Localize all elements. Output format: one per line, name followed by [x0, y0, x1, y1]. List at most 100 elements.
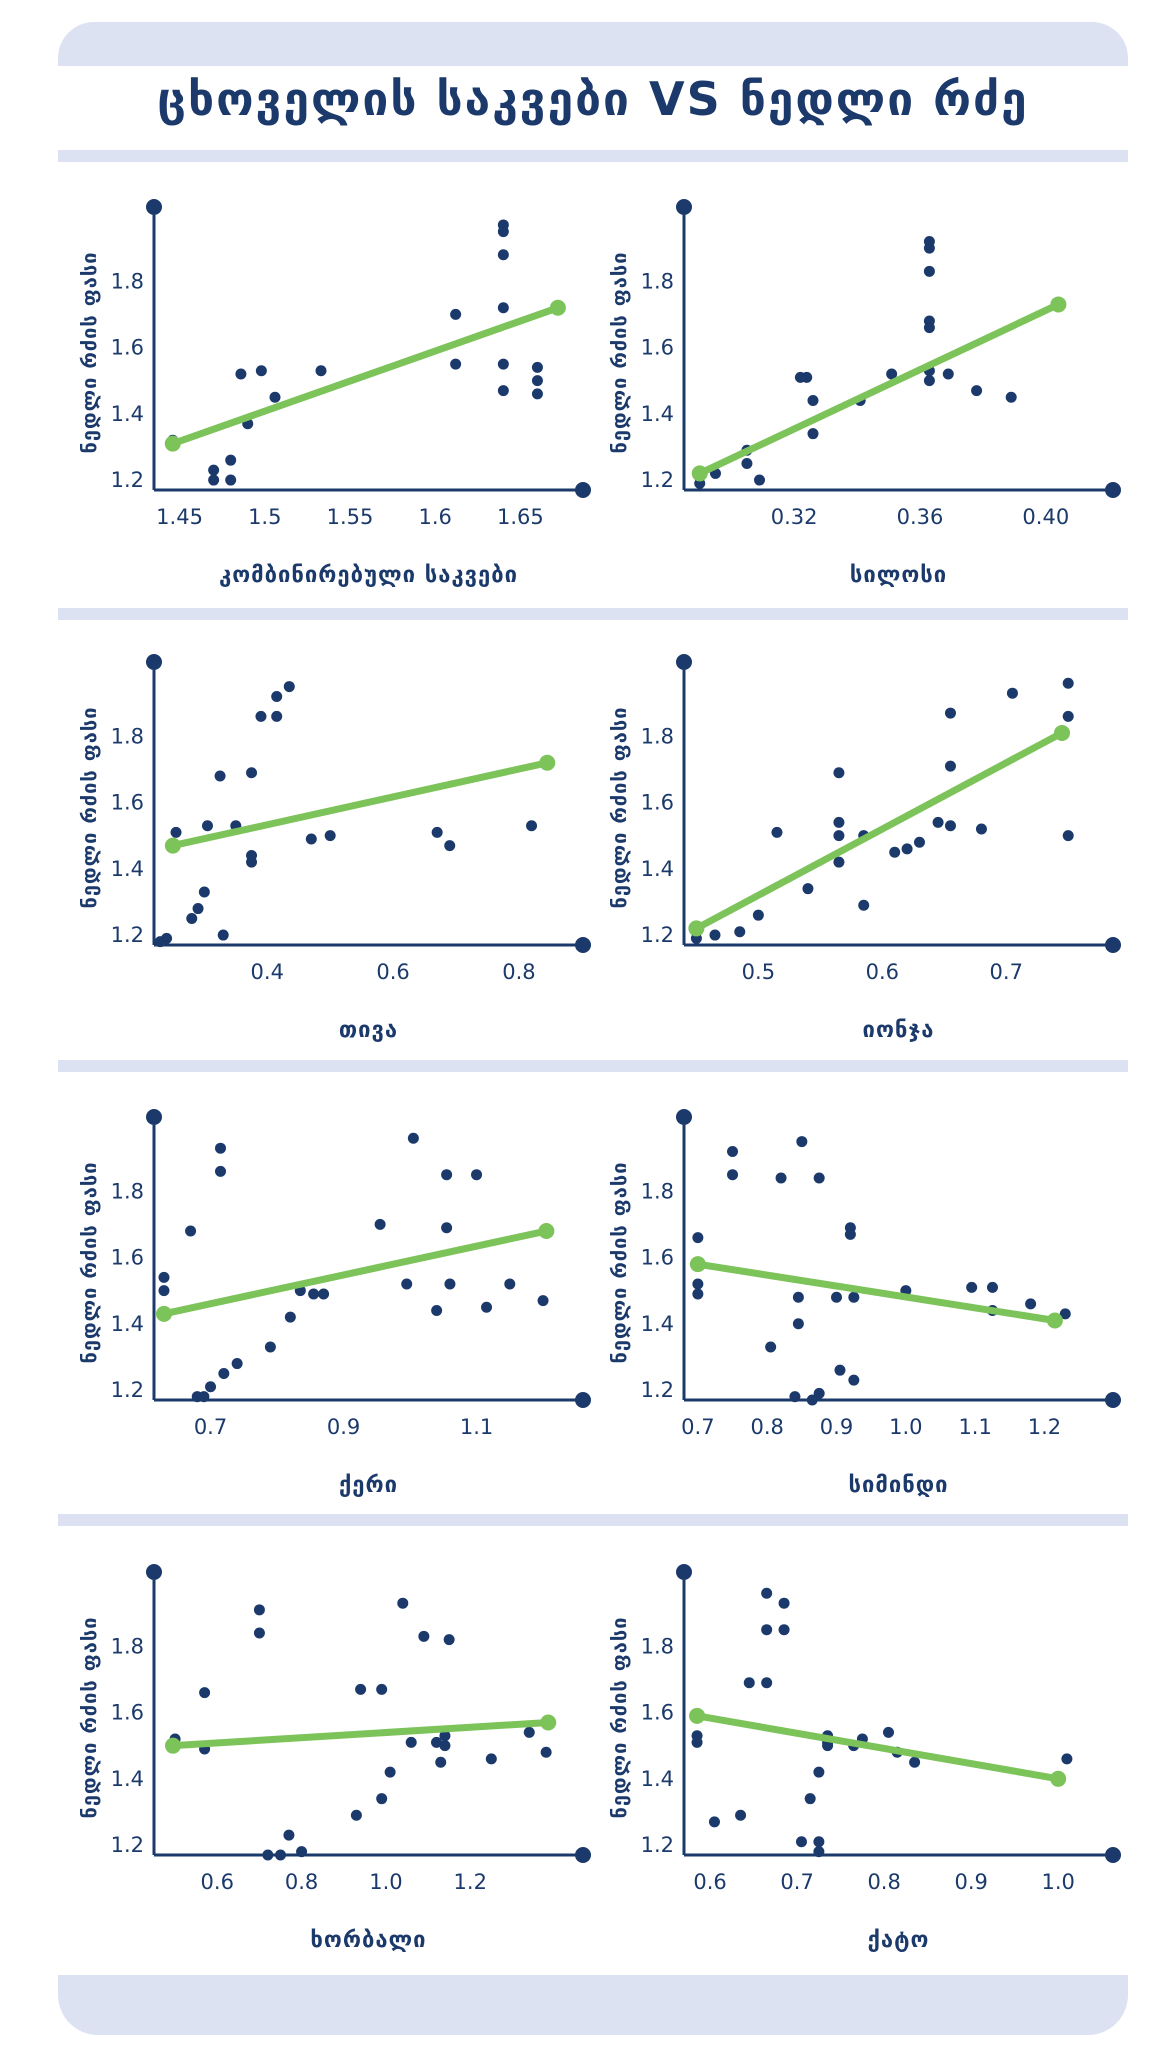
y-tick-label: 1.8 — [111, 269, 144, 293]
data-point — [971, 385, 983, 397]
data-point — [932, 816, 944, 828]
x-axis-label: სილოსი — [850, 563, 947, 588]
y-axis-label: ნედლი რძის ფასი — [77, 1616, 101, 1818]
data-point — [246, 767, 258, 779]
x-tick-label: 1.55 — [327, 505, 374, 529]
data-point — [283, 1829, 295, 1841]
data-point — [944, 707, 956, 719]
data-point — [405, 1736, 417, 1748]
data-point — [709, 929, 721, 941]
y-tick-label: 1.4 — [111, 1767, 144, 1791]
data-point — [255, 710, 267, 722]
data-point — [708, 1816, 720, 1828]
data-point — [435, 1756, 447, 1768]
data-point — [1062, 830, 1074, 842]
axis-end-dot — [575, 482, 591, 498]
x-axis-label: ქერი — [339, 1473, 398, 1498]
data-point — [208, 474, 220, 486]
axis-end-dot — [1105, 1392, 1121, 1408]
data-point — [1062, 677, 1074, 689]
trend-end-dot — [689, 1256, 706, 1273]
data-point — [771, 826, 783, 838]
data-point — [198, 886, 210, 898]
data-point — [308, 1288, 320, 1300]
data-point — [531, 388, 543, 400]
data-point — [324, 830, 336, 842]
trend-line — [169, 759, 551, 850]
data-point — [909, 1756, 921, 1768]
data-point — [923, 375, 935, 387]
scatter-chart: 1.2 1.4 1.6 1.8 0.7 0.9 1.1 ქერი ნედლი რძის ფასი — [77, 1109, 591, 1498]
data-point — [215, 1142, 227, 1154]
x-tick-label: 1.6 — [418, 505, 451, 529]
x-tick-label: 1.0 — [1041, 1870, 1074, 1894]
trend-end-dot — [688, 920, 705, 937]
data-point — [743, 1677, 755, 1689]
trend-line — [696, 300, 1062, 477]
divider — [58, 1060, 1128, 1072]
x-tick-label: 0.8 — [285, 1870, 318, 1894]
data-point — [497, 385, 509, 397]
y-tick-label: 1.8 — [111, 1634, 144, 1658]
y-axis-label: ნედლი რძის ფასი — [607, 706, 631, 908]
data-point — [350, 1809, 362, 1821]
top-band — [58, 22, 1128, 66]
y-axis-label: ნედლი რძის ფასი — [77, 1161, 101, 1363]
data-point — [886, 368, 898, 380]
x-tick-label: 0.6 — [201, 1870, 234, 1894]
data-point — [889, 846, 901, 858]
y-tick-label: 1.6 — [111, 336, 144, 360]
x-tick-label: 0.4 — [251, 960, 284, 984]
data-point — [253, 1604, 265, 1616]
trend-line — [693, 1712, 1062, 1783]
data-point — [497, 249, 509, 261]
trend-end-dot — [689, 1707, 706, 1724]
x-tick-label: 0.36 — [897, 505, 944, 529]
trend-end-dot — [540, 1714, 557, 1731]
data-point — [741, 457, 753, 469]
y-tick-label: 1.8 — [641, 1179, 674, 1203]
data-point — [262, 1849, 274, 1861]
data-point — [775, 1172, 787, 1184]
data-point — [692, 1288, 704, 1300]
data-point — [374, 1218, 386, 1230]
axis-end-dot — [146, 1564, 162, 1580]
y-tick-label: 1.6 — [641, 336, 674, 360]
x-tick-label: 0.7 — [990, 960, 1023, 984]
data-point — [376, 1683, 388, 1695]
scatter-chart: 1.2 1.4 1.6 1.8 0.6 0.7 0.8 0.9 1.0 ქატო ნედლი რძი… — [607, 1564, 1121, 1953]
data-point — [966, 1281, 978, 1293]
y-axis-label: ნედლი რძის ფასი — [607, 1616, 631, 1818]
data-point — [255, 365, 267, 377]
data-point — [186, 912, 198, 924]
divider — [58, 150, 1128, 162]
data-point — [778, 1597, 790, 1609]
axis-end-dot — [1105, 937, 1121, 953]
y-axis-label: ნედლი რძის ფასი — [607, 1161, 631, 1363]
data-point — [218, 1367, 230, 1379]
data-point — [215, 1165, 227, 1177]
data-point — [418, 1630, 430, 1642]
data-point — [942, 368, 954, 380]
data-point — [692, 1278, 704, 1290]
scatter-panel: 1.2 1.4 1.6 1.8 1.45 1.5 1.55 1.6 1.65 კომბინირებ… — [58, 190, 598, 610]
scatter-panel: 1.2 1.4 1.6 1.8 0.32 0.36 0.40 სილოსი ნედლი რძის… — [588, 190, 1128, 610]
x-axis-label: კომბინირებული საკვები — [219, 563, 518, 588]
data-point — [526, 820, 538, 832]
x-tick-label: 0.7 — [194, 1415, 227, 1439]
y-tick-label: 1.6 — [111, 791, 144, 815]
axis-end-dot — [146, 654, 162, 670]
data-point — [901, 843, 913, 855]
data-point — [1005, 391, 1017, 403]
trend-line — [169, 304, 562, 448]
data-point — [986, 1281, 998, 1293]
data-point — [795, 1836, 807, 1848]
trend-line — [169, 1718, 552, 1750]
data-point — [735, 1809, 747, 1821]
y-tick-label: 1.8 — [641, 1634, 674, 1658]
data-point — [752, 909, 764, 921]
data-point — [848, 1291, 860, 1303]
page-title: ცხოველის საკვები VS ნედლი რძე — [157, 72, 1029, 126]
y-tick-label: 1.4 — [641, 1767, 674, 1791]
data-point — [1062, 710, 1074, 722]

SHORT EXERCISE - Put the lines of the records that begin with the line containing "y-tick-label: 1.8 — [111, 269, 144, 293]" and end with the line containing "data-point — [771, 826, 783, 838]", both included, into a JSON list of strings, one string per line and no blank lines.

RESPONSE BELOW -
[
  "y-tick-label: 1.8 — [111, 269, 144, 293]",
  "data-point — [971, 385, 983, 397]",
  "data-point — [932, 816, 944, 828]",
  "x-axis-label: სილოსი — [850, 563, 947, 588]",
  "y-axis-label: ნედლი რძის ფასი — [77, 1616, 101, 1818]",
  "data-point — [246, 767, 258, 779]",
  "x-tick-label: 1.55 — [327, 505, 374, 529]",
  "data-point — [283, 1829, 295, 1841]",
  "data-point — [944, 707, 956, 719]",
  "data-point — [405, 1736, 417, 1748]",
  "data-point — [709, 929, 721, 941]",
  "y-tick-label: 1.4 — [111, 1767, 144, 1791]",
  "data-point — [255, 710, 267, 722]",
  "data-point — [708, 1816, 720, 1828]",
  "data-point — [435, 1756, 447, 1768]",
  "data-point — [1062, 830, 1074, 842]",
  "axis-end-dot — [575, 482, 591, 498]",
  "x-axis-label: ქერი — [339, 1473, 398, 1498]",
  "data-point — [208, 474, 220, 486]",
  "axis-end-dot — [1105, 1392, 1121, 1408]",
  "data-point — [1062, 677, 1074, 689]",
  "trend-end-dot — [689, 1256, 706, 1273]",
  "data-point — [771, 826, 783, 838]"
]